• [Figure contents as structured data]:
────────────────────────────────────────

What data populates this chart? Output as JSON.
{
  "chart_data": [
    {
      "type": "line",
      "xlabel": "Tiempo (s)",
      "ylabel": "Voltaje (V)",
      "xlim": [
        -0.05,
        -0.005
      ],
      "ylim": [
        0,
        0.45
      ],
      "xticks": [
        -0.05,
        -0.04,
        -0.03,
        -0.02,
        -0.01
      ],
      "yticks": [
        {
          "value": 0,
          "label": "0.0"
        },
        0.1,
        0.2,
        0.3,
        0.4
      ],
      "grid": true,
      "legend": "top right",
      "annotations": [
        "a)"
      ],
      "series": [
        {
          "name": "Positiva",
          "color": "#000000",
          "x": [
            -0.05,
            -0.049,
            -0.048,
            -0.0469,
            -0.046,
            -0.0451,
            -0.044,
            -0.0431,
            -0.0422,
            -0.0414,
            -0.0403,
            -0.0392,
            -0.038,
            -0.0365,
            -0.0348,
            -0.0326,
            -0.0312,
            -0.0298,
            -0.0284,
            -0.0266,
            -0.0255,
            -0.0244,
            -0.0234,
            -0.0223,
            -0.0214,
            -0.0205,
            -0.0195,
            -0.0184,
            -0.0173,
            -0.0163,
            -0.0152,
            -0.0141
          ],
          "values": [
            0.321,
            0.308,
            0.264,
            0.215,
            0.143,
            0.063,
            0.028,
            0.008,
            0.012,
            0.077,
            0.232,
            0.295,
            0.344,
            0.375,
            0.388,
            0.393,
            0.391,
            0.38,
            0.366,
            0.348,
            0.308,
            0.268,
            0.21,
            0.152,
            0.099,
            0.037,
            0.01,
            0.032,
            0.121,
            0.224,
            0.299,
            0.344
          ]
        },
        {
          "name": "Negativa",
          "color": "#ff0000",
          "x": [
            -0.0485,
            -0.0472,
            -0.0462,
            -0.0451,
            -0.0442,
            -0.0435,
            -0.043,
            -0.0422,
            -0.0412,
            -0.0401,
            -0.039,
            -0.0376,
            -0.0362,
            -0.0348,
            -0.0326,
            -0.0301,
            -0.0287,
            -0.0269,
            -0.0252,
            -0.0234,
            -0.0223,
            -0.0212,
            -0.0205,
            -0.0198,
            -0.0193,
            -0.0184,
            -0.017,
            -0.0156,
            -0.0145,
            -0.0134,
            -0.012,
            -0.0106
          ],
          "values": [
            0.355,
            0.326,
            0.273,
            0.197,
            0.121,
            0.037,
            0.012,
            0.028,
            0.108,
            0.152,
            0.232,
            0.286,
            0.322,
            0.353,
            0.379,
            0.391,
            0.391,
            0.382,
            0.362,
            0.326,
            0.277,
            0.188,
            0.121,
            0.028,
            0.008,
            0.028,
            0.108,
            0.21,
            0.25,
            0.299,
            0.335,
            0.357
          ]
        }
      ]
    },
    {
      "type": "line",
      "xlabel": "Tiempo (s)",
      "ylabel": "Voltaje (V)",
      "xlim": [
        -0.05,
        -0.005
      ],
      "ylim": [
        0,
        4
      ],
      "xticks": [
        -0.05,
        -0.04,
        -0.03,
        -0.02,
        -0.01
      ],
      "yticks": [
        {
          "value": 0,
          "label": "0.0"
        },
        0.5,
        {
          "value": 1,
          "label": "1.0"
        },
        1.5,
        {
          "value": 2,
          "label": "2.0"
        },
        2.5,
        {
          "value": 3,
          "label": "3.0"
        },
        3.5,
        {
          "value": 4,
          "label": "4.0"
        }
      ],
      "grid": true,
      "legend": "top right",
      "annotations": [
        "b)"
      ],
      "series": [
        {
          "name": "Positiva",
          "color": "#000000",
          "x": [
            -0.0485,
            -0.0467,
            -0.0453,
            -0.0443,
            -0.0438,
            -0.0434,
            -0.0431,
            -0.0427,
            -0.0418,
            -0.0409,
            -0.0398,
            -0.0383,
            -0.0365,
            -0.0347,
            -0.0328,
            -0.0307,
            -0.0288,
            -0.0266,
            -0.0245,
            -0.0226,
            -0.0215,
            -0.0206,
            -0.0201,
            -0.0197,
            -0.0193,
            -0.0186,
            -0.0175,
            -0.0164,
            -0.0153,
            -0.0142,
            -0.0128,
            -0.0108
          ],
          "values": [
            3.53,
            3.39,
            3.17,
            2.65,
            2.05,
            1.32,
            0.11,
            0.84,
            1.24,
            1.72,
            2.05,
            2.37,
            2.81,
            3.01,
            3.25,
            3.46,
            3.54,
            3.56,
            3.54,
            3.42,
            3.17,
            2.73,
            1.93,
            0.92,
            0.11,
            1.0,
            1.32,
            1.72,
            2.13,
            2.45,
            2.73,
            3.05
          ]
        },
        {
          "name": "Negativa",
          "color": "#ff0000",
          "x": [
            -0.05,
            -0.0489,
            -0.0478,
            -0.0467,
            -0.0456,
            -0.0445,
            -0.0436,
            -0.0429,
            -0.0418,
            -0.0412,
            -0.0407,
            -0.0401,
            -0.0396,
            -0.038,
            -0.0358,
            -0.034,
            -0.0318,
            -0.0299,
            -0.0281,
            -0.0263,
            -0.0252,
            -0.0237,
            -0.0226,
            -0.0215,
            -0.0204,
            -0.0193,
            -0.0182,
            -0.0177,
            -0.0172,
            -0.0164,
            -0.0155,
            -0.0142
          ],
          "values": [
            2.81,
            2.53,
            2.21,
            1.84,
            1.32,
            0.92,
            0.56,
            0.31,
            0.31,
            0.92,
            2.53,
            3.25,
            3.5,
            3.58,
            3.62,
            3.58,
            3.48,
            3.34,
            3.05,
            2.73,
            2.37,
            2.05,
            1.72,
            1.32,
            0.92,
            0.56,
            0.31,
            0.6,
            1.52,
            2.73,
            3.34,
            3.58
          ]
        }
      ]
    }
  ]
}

────────────────────────────────────────

• [Prompt]: Retype the whole listing above exactly.

• [Result]:
What data populates this chart? Output as JSON.
{
  "chart_data": [
    {
      "type": "line",
      "xlabel": "Tiempo (s)",
      "ylabel": "Voltaje (V)",
      "xlim": [
        -0.05,
        -0.005
      ],
      "ylim": [
        0,
        0.45
      ],
      "xticks": [
        -0.05,
        -0.04,
        -0.03,
        -0.02,
        -0.01
      ],
      "yticks": [
        {
          "value": 0,
          "label": "0.0"
        },
        0.1,
        0.2,
        0.3,
        0.4
      ],
      "grid": true,
      "legend": "top right",
      "annotations": [
        "a)"
      ],
      "series": [
        {
          "name": "Positiva",
          "color": "#000000",
          "x": [
            -0.05,
            -0.049,
            -0.048,
            -0.0469,
            -0.046,
            -0.0451,
            -0.044,
            -0.0431,
            -0.0422,
            -0.0414,
            -0.0403,
            -0.0392,
            -0.038,
            -0.0365,
            -0.0348,
            -0.0326,
            -0.0312,
            -0.0298,
            -0.0284,
            -0.0266,
            -0.0255,
            -0.0244,
            -0.0234,
            -0.0223,
            -0.0214,
            -0.0205,
            -0.0195,
            -0.0184,
            -0.0173,
            -0.0163,
            -0.0152,
            -0.0141
          ],
          "values": [
            0.321,
            0.308,
            0.264,
            0.215,
            0.143,
            0.063,
            0.028,
            0.008,
            0.012,
            0.077,
            0.232,
            0.295,
            0.344,
            0.375,
            0.388,
            0.393,
            0.391,
            0.38,
            0.366,
            0.348,
            0.308,
            0.268,
            0.21,
            0.152,
            0.099,
            0.037,
            0.01,
            0.032,
            0.121,
            0.224,
            0.299,
            0.344
          ]
        },
        {
          "name": "Negativa",
          "color": "#ff0000",
          "x": [
            -0.0485,
            -0.0472,
            -0.0462,
            -0.0451,
            -0.0442,
            -0.0435,
            -0.043,
            -0.0422,
            -0.0412,
            -0.0401,
            -0.039,
            -0.0376,
            -0.0362,
            -0.0348,
            -0.0326,
            -0.0301,
            -0.0287,
            -0.0269,
            -0.0252,
            -0.0234,
            -0.0223,
            -0.0212,
            -0.0205,
            -0.0198,
            -0.0193,
            -0.0184,
            -0.017,
            -0.0156,
            -0.0145,
            -0.0134,
            -0.012,
            -0.0106
          ],
          "values": [
            0.355,
            0.326,
            0.273,
            0.197,
            0.121,
            0.037,
            0.012,
            0.028,
            0.108,
            0.152,
            0.232,
            0.286,
            0.322,
            0.353,
            0.379,
            0.391,
            0.391,
            0.382,
            0.362,
            0.326,
            0.277,
            0.188,
            0.121,
            0.028,
            0.008,
            0.028,
            0.108,
            0.21,
            0.25,
            0.299,
            0.335,
            0.357
          ]
        }
      ]
    },
    {
      "type": "line",
      "xlabel": "Tiempo (s)",
      "ylabel": "Voltaje (V)",
      "xlim": [
        -0.05,
        -0.005
      ],
      "ylim": [
        0,
        4
      ],
      "xticks": [
        -0.05,
        -0.04,
        -0.03,
        -0.02,
        -0.01
      ],
      "yticks": [
        {
          "value": 0,
          "label": "0.0"
        },
        0.5,
        {
          "value": 1,
          "label": "1.0"
        },
        1.5,
        {
          "value": 2,
          "label": "2.0"
        },
        2.5,
        {
          "value": 3,
          "label": "3.0"
        },
        3.5,
        {
          "value": 4,
          "label": "4.0"
        }
      ],
      "grid": true,
      "legend": "top right",
      "annotations": [
        "b)"
      ],
      "series": [
        {
          "name": "Positiva",
          "color": "#000000",
          "x": [
            -0.0485,
            -0.0467,
            -0.0453,
            -0.0443,
            -0.0438,
            -0.0434,
            -0.0431,
            -0.0427,
            -0.0418,
            -0.0409,
            -0.0398,
            -0.0383,
            -0.0365,
            -0.0347,
            -0.0328,
            -0.0307,
            -0.0288,
            -0.0266,
            -0.0245,
            -0.0226,
            -0.0215,
            -0.0206,
            -0.0201,
            -0.0197,
            -0.0193,
            -0.0186,
            -0.0175,
            -0.0164,
            -0.0153,
            -0.0142,
            -0.0128,
            -0.0108
          ],
          "values": [
            3.53,
            3.39,
            3.17,
            2.65,
            2.05,
            1.32,
            0.11,
            0.84,
            1.24,
            1.72,
            2.05,
            2.37,
            2.81,
            3.01,
            3.25,
            3.46,
            3.54,
            3.56,
            3.54,
            3.42,
            3.17,
            2.73,
            1.93,
            0.92,
            0.11,
            1.0,
            1.32,
            1.72,
            2.13,
            2.45,
            2.73,
            3.05
          ]
        },
        {
          "name": "Negativa",
          "color": "#ff0000",
          "x": [
            -0.05,
            -0.0489,
            -0.0478,
            -0.0467,
            -0.0456,
            -0.0445,
            -0.0436,
            -0.0429,
            -0.0418,
            -0.0412,
            -0.0407,
            -0.0401,
            -0.0396,
            -0.038,
            -0.0358,
            -0.034,
            -0.0318,
            -0.0299,
            -0.0281,
            -0.0263,
            -0.0252,
            -0.0237,
            -0.0226,
            -0.0215,
            -0.0204,
            -0.0193,
            -0.0182,
            -0.0177,
            -0.0172,
            -0.0164,
            -0.0155,
            -0.0142
          ],
          "values": [
            2.81,
            2.53,
            2.21,
            1.84,
            1.32,
            0.92,
            0.56,
            0.31,
            0.31,
            0.92,
            2.53,
            3.25,
            3.5,
            3.58,
            3.62,
            3.58,
            3.48,
            3.34,
            3.05,
            2.73,
            2.37,
            2.05,
            1.72,
            1.32,
            0.92,
            0.56,
            0.31,
            0.6,
            1.52,
            2.73,
            3.34,
            3.58
          ]
        }
      ]
    }
  ]
}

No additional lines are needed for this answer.